• **Entries provided**:

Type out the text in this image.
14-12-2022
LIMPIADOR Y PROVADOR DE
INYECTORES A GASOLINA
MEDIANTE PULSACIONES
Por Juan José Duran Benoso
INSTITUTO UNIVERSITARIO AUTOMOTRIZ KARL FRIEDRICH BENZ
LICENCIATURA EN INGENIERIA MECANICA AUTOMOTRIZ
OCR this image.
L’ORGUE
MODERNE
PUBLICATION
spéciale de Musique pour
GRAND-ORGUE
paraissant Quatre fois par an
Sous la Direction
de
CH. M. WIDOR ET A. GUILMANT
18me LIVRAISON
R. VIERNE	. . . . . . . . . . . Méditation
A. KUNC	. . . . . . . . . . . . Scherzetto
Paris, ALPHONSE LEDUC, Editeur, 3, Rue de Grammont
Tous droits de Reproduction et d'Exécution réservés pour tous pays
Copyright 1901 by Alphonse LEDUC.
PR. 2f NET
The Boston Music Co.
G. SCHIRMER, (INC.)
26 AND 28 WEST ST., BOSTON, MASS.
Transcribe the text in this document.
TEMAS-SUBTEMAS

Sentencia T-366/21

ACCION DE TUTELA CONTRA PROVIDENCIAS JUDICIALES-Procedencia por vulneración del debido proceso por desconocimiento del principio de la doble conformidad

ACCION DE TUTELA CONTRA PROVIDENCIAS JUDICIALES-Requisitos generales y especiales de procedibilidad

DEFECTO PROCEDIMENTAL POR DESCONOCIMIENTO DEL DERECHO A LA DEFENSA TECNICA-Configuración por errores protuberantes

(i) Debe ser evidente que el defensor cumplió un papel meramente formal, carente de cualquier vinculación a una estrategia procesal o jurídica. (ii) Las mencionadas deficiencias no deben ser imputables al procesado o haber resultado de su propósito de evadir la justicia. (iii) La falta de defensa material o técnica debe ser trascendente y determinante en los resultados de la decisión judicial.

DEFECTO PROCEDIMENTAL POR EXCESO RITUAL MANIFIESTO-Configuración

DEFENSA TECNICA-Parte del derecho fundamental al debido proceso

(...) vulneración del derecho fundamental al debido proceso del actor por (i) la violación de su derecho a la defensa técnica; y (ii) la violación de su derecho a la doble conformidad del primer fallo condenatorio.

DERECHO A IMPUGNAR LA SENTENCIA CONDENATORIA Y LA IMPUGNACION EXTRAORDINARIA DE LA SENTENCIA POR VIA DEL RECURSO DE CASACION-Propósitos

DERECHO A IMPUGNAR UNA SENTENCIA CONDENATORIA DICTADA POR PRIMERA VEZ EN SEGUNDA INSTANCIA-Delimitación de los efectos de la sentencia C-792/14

• **Short task**:
Write the data from above out again, exactly.

• **Final answer**:
Type out the text in this image.
14-12-2022
LIMPIADOR Y PROVADOR DE
INYECTORES A GASOLINA
MEDIANTE PULSACIONES
Por Juan José Duran Benoso
INSTITUTO UNIVERSITARIO AUTOMOTRIZ KARL FRIEDRICH BENZ
LICENCIATURA EN INGENIERIA MECANICA AUTOMOTRIZ
OCR this image.
L’ORGUE
MODERNE
PUBLICATION
spéciale de Musique pour
GRAND-ORGUE
paraissant Quatre fois par an
Sous la Direction
de
CH. M. WIDOR ET A. GUILMANT
18me LIVRAISON
R. VIERNE	. . . . . . . . . . . Méditation
A. KUNC	. . . . . . . . . . . . Scherzetto
Paris, ALPHONSE LEDUC, Editeur, 3, Rue de Grammont
Tous droits de Reproduction et d'Exécution réservés pour tous pays
Copyright 1901 by Alphonse LEDUC.
PR. 2f NET
The Boston Music Co.
G. SCHIRMER, (INC.)
26 AND 28 WEST ST., BOSTON, MASS.
Transcribe the text in this document.
TEMAS-SUBTEMAS

Sentencia T-366/21

ACCION DE TUTELA CONTRA PROVIDENCIAS JUDICIALES-Procedencia por vulneración del debido proceso por desconocimiento del principio de la doble conformidad

ACCION DE TUTELA CONTRA PROVIDENCIAS JUDICIALES-Requisitos generales y especiales de procedibilidad

DEFECTO PROCEDIMENTAL POR DESCONOCIMIENTO DEL DERECHO A LA DEFENSA TECNICA-Configuración por errores protuberantes

(i) Debe ser evidente que el defensor cumplió un papel meramente formal, carente de cualquier vinculación a una estrategia procesal o jurídica. (ii) Las mencionadas deficiencias no deben ser imputables al procesado o haber resultado de su propósito de evadir la justicia. (iii) La falta de defensa material o técnica debe ser trascendente y determinante en los resultados de la decisión judicial.

DEFECTO PROCEDIMENTAL POR EXCESO RITUAL MANIFIESTO-Configuración

DEFENSA TECNICA-Parte del derecho fundamental al debido proceso

(...) vulneración del derecho fundamental al debido proceso del actor por (i) la violación de su derecho a la defensa técnica; y (ii) la violación de su derecho a la doble conformidad del primer fallo condenatorio.

DERECHO A IMPUGNAR LA SENTENCIA CONDENATORIA Y LA IMPUGNACION EXTRAORDINARIA DE LA SENTENCIA POR VIA DEL RECURSO DE CASACION-Propósitos

DERECHO A IMPUGNAR UNA SENTENCIA CONDENATORIA DICTADA POR PRIMERA VEZ EN SEGUNDA INSTANCIA-Delimitación de los efectos de la sentencia C-792/14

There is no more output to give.